*** Opening Exercise text ***

EPTS, the Symposium of Trento

How
many angels can dance on the head of a pin? I suppose that was a
question debated at the
Council
of Trent
that took place in Trento, Italy back in the 16th century. However, the
Event
Process Technical Society's (EPTS) annual symposium just last week took
up residence in Trento to discuss and debate a host of lofty
topics on
event processing.
- CEP's role and relationship to BPM
(or more appropriately event-driven
BPM)
- Event Processing in IT Systems management
- Event-based systems for Robotics
- EPTS Working Groups ...
While the sessions and discussions on event processing did not have the
global significance of angels on pin heads or the
Counter
Reformation
it did provide a clear indication of just how broadly and deep event
based systems can reach. Whether it's a business application monitoring
mortgage applications, IT
management systems in a
Network
Operation Center, bedside monitoring
systems in a hospital or a robot packing pancakes into boxes they all
have a common underpinning, consuming and correlating
streaming
event data
.
Granted, not everyone approaches it with the same
viewpoint. IT
Systems Management people don't think about processing and correlating
events, they think about device management, KPI's, Alerts and the like.
Someone building, managing a business process is likely concerned with
managing Orders
- validating them, stock allocations, warehouses and
shipments.
Nonetheless, a common framework model behind these systems is event
processing.
Two of my favorite sessions at the EPTS Symposium were a panel session
on the EPTS Mission and an open forum on Grand Challenges, a
brainstorming session focused on identifying barriers to the adoption
of CEP.
EPTS Mission
Four panelists, myself included presented their expectations of the
EPTS and it's role as an industry consortium, it's goals and
what improvements can be made. As a baseline, the EPTS does have a
existing mission statement defined as ...
To
promote understanding and advancement of Event Processing technologies,
to assist in the development of Standards to ensure long-term growth,
and to provide a cooperative and inclusive environment for
communication and learning.

*** Closing Exercise text ***

:: What you will do ::
**1)** In the Trento symposium text, what was the open forum on Grand Challenges focused on?
**2)** Reproduce the portion of the Trento symposium text starting with "Two of my favorite" and going on through "defined as ...".

*** Opening Data under study ***

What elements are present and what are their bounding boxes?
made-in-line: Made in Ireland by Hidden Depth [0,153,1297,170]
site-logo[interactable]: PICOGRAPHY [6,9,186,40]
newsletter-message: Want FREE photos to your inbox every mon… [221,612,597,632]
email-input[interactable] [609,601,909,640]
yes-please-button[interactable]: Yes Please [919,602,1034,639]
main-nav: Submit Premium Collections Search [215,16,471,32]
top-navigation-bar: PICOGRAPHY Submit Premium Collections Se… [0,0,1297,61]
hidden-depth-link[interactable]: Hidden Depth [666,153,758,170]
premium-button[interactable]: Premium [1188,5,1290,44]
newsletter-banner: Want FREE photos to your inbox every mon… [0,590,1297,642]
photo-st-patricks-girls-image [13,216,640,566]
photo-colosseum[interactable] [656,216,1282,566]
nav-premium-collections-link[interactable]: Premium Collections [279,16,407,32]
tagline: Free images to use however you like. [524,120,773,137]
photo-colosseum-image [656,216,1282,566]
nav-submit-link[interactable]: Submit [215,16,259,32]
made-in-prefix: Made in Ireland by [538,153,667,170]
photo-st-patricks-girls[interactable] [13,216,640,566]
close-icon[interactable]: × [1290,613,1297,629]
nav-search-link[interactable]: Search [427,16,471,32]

*** Closing Data under study ***

:: Exercise responses ::
**1)** It was a brainstorming session focused on identifying barriers to the adoption of CEP.

**2)**
Two of my favorite sessions at the EPTS Symposium were a panel session
on the EPTS Mission and an open forum on Grand Challenges, a
brainstorming session focused on identifying barriers to the adoption
of CEP.
EPTS Mission
Four panelists, myself included presented their expectations of the
EPTS and it's role as an industry consortium, it's goals and
what improvements can be made. As a baseline, the EPTS does have a
existing mission statement defined as ...